__Records to process__
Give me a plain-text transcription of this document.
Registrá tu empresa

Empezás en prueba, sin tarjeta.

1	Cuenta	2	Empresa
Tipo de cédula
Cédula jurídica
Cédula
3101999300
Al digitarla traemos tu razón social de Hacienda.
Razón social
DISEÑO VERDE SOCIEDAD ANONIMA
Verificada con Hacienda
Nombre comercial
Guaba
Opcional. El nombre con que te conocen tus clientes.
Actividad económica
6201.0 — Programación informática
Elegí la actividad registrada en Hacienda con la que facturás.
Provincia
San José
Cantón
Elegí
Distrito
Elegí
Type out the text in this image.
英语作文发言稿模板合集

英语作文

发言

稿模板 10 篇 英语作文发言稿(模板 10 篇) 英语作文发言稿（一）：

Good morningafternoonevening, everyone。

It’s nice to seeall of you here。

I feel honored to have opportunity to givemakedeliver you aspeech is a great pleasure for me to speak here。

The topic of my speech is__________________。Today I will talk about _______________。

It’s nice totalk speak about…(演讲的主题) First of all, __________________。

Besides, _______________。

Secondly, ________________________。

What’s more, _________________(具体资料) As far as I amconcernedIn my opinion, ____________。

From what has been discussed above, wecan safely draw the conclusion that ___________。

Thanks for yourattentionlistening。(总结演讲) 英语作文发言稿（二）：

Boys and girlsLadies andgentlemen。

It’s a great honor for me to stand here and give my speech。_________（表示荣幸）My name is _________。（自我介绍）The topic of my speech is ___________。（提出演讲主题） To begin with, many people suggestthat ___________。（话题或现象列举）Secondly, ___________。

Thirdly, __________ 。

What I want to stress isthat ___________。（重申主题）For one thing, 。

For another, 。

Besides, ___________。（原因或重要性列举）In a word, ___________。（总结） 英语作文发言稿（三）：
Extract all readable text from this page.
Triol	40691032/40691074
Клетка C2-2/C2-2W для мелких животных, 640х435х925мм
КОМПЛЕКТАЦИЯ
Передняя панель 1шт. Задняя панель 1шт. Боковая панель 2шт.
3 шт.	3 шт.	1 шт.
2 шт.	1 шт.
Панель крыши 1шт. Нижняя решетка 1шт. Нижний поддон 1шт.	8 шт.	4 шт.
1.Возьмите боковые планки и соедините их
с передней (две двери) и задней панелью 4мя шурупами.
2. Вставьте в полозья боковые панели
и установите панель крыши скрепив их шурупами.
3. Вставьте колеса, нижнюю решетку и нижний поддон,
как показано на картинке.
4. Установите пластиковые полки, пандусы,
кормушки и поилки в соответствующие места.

__What the task requires__
Copy each line of the preceding data that contains the string "speak".

__Answer for the task__
I feel honored to have opportunity to givemakedeliver you aspeech is a great pleasure for me to speak here。
It’s nice totalk speak about…(演讲的主题) First of all, __________________。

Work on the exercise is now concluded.